START

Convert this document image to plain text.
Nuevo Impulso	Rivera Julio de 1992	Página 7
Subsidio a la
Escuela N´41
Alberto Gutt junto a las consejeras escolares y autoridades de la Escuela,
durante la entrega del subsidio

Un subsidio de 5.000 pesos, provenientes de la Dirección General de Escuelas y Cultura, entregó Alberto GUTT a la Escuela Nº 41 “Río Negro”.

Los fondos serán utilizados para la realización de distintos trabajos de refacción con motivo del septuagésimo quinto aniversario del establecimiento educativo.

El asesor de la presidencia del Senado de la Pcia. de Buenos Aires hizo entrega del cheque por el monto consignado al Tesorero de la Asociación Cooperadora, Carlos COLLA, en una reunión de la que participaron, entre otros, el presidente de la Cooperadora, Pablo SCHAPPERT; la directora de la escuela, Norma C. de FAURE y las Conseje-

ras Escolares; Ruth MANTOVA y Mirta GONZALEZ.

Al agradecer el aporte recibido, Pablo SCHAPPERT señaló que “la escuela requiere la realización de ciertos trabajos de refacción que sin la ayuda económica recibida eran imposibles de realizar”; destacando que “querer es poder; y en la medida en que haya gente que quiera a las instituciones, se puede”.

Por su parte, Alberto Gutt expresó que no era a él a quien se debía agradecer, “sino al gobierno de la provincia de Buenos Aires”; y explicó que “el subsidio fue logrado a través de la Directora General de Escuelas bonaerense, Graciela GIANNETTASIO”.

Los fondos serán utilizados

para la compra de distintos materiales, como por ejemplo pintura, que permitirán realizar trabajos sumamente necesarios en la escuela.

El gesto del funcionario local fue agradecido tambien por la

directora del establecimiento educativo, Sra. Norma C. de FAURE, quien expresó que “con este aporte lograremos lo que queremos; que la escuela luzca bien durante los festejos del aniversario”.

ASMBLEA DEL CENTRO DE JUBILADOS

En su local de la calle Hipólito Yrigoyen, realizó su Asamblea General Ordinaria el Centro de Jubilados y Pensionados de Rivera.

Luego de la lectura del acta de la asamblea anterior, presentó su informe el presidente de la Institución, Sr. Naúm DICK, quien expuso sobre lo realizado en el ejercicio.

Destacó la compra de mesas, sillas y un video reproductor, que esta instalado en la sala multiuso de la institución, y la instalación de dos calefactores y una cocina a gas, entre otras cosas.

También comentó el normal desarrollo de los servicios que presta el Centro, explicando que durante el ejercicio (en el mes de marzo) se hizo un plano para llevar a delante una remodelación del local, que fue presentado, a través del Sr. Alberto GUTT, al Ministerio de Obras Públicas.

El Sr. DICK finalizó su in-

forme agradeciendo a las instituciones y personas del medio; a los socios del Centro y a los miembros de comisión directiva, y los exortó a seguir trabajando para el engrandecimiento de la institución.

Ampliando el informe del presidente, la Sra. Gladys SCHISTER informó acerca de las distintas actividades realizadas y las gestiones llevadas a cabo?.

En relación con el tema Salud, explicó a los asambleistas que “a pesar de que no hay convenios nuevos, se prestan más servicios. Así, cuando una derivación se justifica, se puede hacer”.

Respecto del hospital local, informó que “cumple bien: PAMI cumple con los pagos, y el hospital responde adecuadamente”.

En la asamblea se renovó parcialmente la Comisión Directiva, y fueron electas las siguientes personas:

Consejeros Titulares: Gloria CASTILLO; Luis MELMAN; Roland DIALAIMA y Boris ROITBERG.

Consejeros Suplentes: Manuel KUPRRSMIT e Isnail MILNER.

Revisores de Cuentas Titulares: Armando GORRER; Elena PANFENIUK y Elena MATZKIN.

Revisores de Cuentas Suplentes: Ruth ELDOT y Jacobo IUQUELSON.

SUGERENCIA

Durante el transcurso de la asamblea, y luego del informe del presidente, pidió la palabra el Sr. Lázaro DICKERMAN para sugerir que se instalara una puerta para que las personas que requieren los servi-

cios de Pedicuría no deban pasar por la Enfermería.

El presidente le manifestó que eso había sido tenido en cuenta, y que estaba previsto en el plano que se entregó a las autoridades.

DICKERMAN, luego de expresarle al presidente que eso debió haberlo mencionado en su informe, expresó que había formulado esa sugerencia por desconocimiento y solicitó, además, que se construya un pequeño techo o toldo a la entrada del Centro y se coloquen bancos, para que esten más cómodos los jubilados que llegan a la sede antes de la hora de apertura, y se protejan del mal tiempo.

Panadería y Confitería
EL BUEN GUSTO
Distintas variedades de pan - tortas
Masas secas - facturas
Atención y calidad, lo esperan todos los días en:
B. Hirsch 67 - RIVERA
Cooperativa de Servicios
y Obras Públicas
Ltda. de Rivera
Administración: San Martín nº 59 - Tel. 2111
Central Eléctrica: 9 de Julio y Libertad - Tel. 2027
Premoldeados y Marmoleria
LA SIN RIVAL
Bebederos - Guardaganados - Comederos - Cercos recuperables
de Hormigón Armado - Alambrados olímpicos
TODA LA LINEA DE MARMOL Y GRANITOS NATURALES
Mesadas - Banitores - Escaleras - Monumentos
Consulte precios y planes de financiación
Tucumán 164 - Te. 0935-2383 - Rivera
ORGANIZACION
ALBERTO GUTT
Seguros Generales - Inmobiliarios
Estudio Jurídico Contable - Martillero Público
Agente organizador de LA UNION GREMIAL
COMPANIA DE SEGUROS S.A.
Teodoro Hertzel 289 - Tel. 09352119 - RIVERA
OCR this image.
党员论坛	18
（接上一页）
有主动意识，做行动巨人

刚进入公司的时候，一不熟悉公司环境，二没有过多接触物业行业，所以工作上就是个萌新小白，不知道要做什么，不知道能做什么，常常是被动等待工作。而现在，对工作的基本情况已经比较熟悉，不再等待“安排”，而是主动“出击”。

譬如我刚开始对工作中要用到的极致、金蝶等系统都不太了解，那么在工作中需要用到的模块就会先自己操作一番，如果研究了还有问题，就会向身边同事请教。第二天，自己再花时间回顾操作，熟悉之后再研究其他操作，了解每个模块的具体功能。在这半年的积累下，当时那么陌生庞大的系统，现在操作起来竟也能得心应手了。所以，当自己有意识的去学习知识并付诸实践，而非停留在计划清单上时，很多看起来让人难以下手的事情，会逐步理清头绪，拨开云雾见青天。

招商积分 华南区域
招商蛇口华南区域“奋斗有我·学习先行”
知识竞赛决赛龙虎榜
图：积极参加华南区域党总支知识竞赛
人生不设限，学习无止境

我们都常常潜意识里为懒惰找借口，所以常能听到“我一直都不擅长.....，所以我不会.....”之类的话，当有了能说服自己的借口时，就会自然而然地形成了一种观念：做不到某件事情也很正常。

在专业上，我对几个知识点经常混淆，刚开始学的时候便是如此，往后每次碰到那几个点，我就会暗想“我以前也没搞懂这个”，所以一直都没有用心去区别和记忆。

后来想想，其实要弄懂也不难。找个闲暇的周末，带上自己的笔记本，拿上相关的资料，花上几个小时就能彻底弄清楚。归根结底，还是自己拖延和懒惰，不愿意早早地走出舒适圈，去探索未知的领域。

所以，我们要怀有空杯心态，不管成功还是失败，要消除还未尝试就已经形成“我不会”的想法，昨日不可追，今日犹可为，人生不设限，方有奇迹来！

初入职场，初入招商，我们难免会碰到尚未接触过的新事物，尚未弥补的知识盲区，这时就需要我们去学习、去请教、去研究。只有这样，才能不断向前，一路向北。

END

◆ **Stated exercise**
Find every line above that contains the word "entregó", and return each one.

◆ **Response to this task**
Un subsidio de 5.000 pesos, provenientes de la Dirección General de Escuelas y Cultura, entregó Alberto GUTT a la Escuela Nº 41 “Río Negro”.
El presidente le manifestó que eso había sido tenido en cuenta, y que estaba previsto en el plano que se entregó a las autoridades.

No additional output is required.